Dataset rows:
- - -
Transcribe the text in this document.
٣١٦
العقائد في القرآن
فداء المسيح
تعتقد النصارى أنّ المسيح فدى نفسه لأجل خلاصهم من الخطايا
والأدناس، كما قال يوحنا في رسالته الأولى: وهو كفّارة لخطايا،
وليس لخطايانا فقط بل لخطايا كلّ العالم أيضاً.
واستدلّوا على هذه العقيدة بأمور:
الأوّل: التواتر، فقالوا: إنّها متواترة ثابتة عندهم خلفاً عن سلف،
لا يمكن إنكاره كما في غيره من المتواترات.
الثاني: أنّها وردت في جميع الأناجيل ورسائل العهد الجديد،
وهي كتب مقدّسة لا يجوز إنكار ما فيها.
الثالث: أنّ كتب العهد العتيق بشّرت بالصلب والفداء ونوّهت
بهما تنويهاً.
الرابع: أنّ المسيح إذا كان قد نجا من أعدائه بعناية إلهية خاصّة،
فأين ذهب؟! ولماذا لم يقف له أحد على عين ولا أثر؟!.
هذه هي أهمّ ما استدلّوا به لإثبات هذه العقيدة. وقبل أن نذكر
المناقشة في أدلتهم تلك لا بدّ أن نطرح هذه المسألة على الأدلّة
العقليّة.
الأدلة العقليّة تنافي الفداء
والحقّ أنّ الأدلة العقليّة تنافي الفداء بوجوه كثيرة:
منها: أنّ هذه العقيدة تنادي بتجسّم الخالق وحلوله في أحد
- - -
Copy out the full material exactly as it appears.

◆ **Task solution**
Transcribe the text in this document.
٣١٦
العقائد في القرآن
فداء المسيح
تعتقد النصارى أنّ المسيح فدى نفسه لأجل خلاصهم من الخطايا
والأدناس، كما قال يوحنا في رسالته الأولى: وهو كفّارة لخطايا،
وليس لخطايانا فقط بل لخطايا كلّ العالم أيضاً.
واستدلّوا على هذه العقيدة بأمور:
الأوّل: التواتر، فقالوا: إنّها متواترة ثابتة عندهم خلفاً عن سلف،
لا يمكن إنكاره كما في غيره من المتواترات.
الثاني: أنّها وردت في جميع الأناجيل ورسائل العهد الجديد،
وهي كتب مقدّسة لا يجوز إنكار ما فيها.
الثالث: أنّ كتب العهد العتيق بشّرت بالصلب والفداء ونوّهت
بهما تنويهاً.
الرابع: أنّ المسيح إذا كان قد نجا من أعدائه بعناية إلهية خاصّة،
فأين ذهب؟! ولماذا لم يقف له أحد على عين ولا أثر؟!.
هذه هي أهمّ ما استدلّوا به لإثبات هذه العقيدة. وقبل أن نذكر
المناقشة في أدلتهم تلك لا بدّ أن نطرح هذه المسألة على الأدلّة
العقليّة.
الأدلة العقليّة تنافي الفداء
والحقّ أنّ الأدلة العقليّة تنافي الفداء بوجوه كثيرة:
منها: أنّ هذه العقيدة تنادي بتجسّم الخالق وحلوله في أحد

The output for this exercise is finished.